**Problem description**
In the records below, find each line containing the word "this" and copy it.

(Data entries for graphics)

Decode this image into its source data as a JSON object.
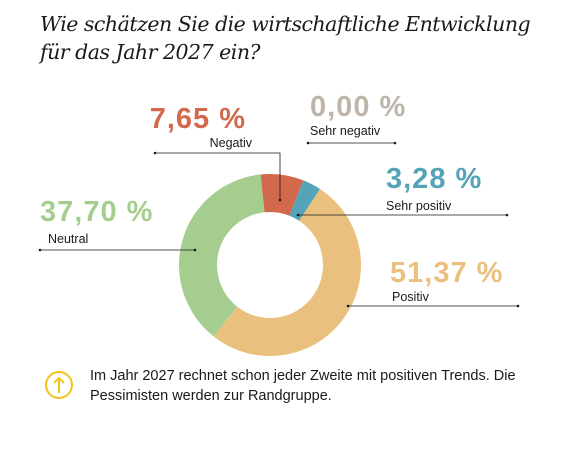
{
  "title": "Wie schätzen Sie die wirtschaftliche Entwicklung für das Jahr 2027 ein?",
  "note": "Im Jahr 2027 rechnet schon jeder Zweite mit positiven Trends. Die Pessimisten werden zur Randgruppe.",
  "note_icon": "arrow-up-circle-icon",
  "chart_data": {
    "type": "pie",
    "variant": "donut",
    "title": "Wie schätzen Sie die wirtschaftliche Entwicklung für das Jahr 2027 ein?",
    "slices": [
      {
        "label": "Negativ",
        "value": 7.65,
        "display": "7,65 %",
        "color": "#d2694d"
      },
      {
        "label": "Sehr negativ",
        "value": 0.0,
        "display": "0,00 %",
        "color": "#bdb5aa"
      },
      {
        "label": "Sehr positiv",
        "value": 3.28,
        "display": "3,28 %",
        "color": "#55a3b8"
      },
      {
        "label": "Positiv",
        "value": 51.37,
        "display": "51,37 %",
        "color": "#e9c07e"
      },
      {
        "label": "Neutral",
        "value": 37.7,
        "display": "37,70 %",
        "color": "#a5cd8f"
      }
    ]
  }
}
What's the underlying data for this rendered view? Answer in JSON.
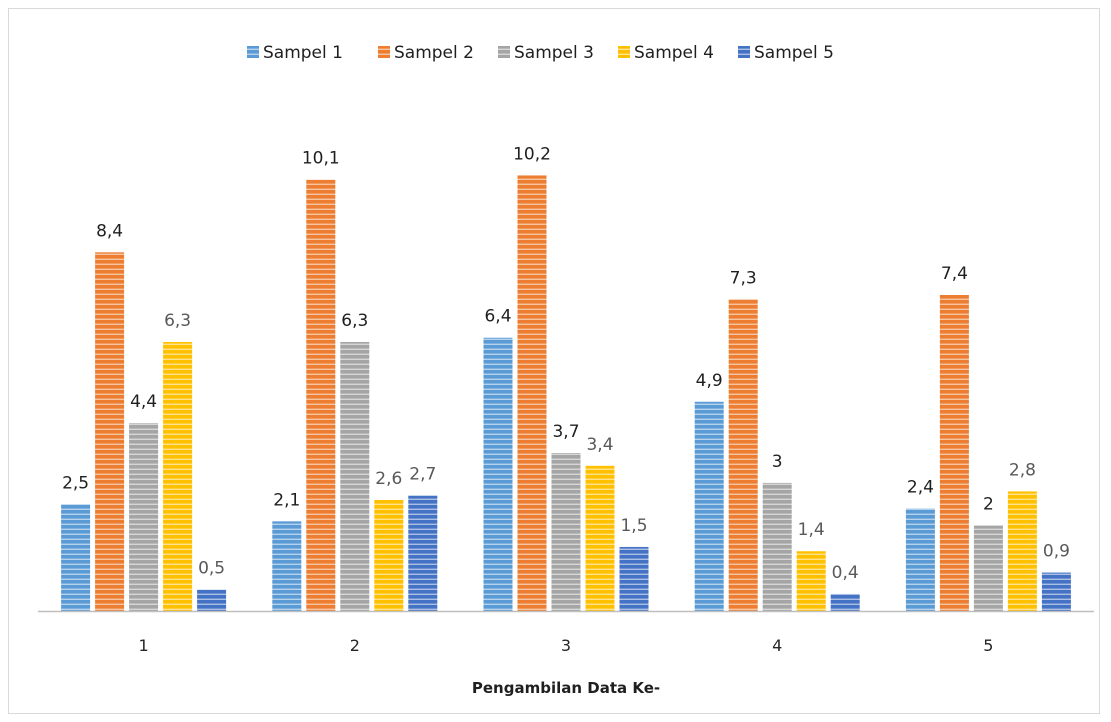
{
  "chart_data": {
    "type": "bar",
    "title": "",
    "xlabel": "Pengambilan Data Ke-",
    "ylabel": "",
    "categories": [
      "1",
      "2",
      "3",
      "4",
      "5"
    ],
    "ylim": [
      0,
      10.5
    ],
    "grid": false,
    "legend_position": "top",
    "series": [
      {
        "name": "Sampel 1",
        "color": "#5b9bd5",
        "values": [
          2.5,
          2.1,
          6.4,
          4.9,
          2.4
        ],
        "labels": [
          "2,5",
          "2,1",
          "6,4",
          "4,9",
          "2,4"
        ],
        "label_color": "#1f1f1f"
      },
      {
        "name": "Sampel 2",
        "color": "#ed7d31",
        "values": [
          8.4,
          10.1,
          10.2,
          7.3,
          7.4
        ],
        "labels": [
          "8,4",
          "10,1",
          "10,2",
          "7,3",
          "7,4"
        ],
        "label_color": "#1f1f1f"
      },
      {
        "name": "Sampel 3",
        "color": "#a5a5a5",
        "values": [
          4.4,
          6.3,
          3.7,
          3,
          2
        ],
        "labels": [
          "4,4",
          "6,3",
          "3,7",
          "3",
          "2"
        ],
        "label_color": "#1f1f1f"
      },
      {
        "name": "Sampel 4",
        "color": "#ffc000",
        "values": [
          6.3,
          2.6,
          3.4,
          1.4,
          2.8
        ],
        "labels": [
          "6,3",
          "2,6",
          "3,4",
          "1,4",
          "2,8"
        ],
        "label_color": "#595959"
      },
      {
        "name": "Sampel 5",
        "color": "#4472c4",
        "values": [
          0.5,
          2.7,
          1.5,
          0.4,
          0.9
        ],
        "labels": [
          "0,5",
          "2,7",
          "1,5",
          "0,4",
          "0,9"
        ],
        "label_color": "#595959"
      }
    ]
  }
}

**Task response**
Decode this image into its source data as a JSON object.
What's the underlying data for this rendered view? Answer in JSON.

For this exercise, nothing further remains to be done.